EXERCISE DATA
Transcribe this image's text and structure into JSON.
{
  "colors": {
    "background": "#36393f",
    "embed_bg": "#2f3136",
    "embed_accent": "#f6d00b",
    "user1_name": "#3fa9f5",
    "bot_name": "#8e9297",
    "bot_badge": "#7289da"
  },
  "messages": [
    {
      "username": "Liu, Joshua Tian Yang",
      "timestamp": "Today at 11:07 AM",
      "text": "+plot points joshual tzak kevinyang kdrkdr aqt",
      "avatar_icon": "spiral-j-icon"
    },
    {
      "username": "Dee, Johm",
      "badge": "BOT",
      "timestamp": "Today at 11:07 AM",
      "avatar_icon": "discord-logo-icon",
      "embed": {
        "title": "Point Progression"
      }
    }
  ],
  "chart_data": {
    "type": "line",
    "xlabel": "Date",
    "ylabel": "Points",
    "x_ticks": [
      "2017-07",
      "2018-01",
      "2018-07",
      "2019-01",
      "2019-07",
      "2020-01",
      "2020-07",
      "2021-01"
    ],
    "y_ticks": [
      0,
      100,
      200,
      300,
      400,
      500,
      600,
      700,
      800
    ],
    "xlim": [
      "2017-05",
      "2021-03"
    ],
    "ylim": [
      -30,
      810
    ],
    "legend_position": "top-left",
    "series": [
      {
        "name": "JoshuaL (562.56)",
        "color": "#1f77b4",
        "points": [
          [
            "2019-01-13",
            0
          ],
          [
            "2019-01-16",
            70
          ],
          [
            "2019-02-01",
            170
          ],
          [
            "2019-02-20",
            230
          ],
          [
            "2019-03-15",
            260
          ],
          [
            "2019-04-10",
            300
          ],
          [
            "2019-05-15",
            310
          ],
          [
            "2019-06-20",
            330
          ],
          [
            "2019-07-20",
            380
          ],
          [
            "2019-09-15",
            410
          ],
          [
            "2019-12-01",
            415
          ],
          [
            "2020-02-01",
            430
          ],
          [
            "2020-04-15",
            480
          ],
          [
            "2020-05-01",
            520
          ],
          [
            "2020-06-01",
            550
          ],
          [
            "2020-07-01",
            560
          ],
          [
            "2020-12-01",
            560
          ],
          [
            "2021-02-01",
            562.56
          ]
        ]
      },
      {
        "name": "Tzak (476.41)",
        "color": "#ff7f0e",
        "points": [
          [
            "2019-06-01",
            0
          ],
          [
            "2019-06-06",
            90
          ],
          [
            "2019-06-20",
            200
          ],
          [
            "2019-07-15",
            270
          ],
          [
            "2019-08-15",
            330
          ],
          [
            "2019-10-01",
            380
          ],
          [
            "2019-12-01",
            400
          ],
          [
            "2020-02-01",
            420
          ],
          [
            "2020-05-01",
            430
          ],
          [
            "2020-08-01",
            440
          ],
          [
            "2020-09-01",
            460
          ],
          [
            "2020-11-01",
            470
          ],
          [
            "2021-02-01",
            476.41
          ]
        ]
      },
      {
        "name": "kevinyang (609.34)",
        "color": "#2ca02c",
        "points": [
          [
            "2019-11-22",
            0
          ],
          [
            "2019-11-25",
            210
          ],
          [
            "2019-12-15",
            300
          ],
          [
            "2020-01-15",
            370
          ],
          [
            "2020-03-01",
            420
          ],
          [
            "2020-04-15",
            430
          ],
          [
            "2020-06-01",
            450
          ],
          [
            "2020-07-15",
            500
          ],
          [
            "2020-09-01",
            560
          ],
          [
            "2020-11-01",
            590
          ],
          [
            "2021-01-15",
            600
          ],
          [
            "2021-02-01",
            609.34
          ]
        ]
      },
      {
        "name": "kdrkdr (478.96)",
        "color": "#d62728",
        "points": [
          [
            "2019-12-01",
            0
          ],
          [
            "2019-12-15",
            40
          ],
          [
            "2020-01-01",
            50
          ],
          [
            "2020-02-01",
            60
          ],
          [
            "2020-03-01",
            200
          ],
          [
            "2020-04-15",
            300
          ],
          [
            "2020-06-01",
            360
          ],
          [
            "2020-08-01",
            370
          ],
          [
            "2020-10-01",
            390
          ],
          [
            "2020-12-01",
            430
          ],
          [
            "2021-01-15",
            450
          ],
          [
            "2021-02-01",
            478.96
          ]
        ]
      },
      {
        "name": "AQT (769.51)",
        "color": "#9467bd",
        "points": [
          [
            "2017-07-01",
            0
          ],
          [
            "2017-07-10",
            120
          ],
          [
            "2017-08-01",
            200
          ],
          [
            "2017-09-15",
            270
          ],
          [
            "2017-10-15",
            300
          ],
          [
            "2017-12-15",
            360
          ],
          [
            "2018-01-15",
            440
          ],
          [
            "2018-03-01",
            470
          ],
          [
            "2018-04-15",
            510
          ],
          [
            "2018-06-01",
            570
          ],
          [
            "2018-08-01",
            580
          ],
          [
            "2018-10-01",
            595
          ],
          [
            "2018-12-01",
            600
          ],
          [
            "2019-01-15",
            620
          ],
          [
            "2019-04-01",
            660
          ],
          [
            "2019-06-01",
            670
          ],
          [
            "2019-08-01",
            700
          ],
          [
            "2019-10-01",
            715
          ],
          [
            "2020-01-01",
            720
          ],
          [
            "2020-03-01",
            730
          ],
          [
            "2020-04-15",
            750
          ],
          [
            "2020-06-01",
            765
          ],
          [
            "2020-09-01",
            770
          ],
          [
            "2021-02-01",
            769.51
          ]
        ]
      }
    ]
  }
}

THE PROBLEM
Pull every line containing the word "username" out of the entries above.

RESPONSE TO THIS TASK
      "username": "Liu, Joshua Tian Yang",
      "username": "Dee, Johm",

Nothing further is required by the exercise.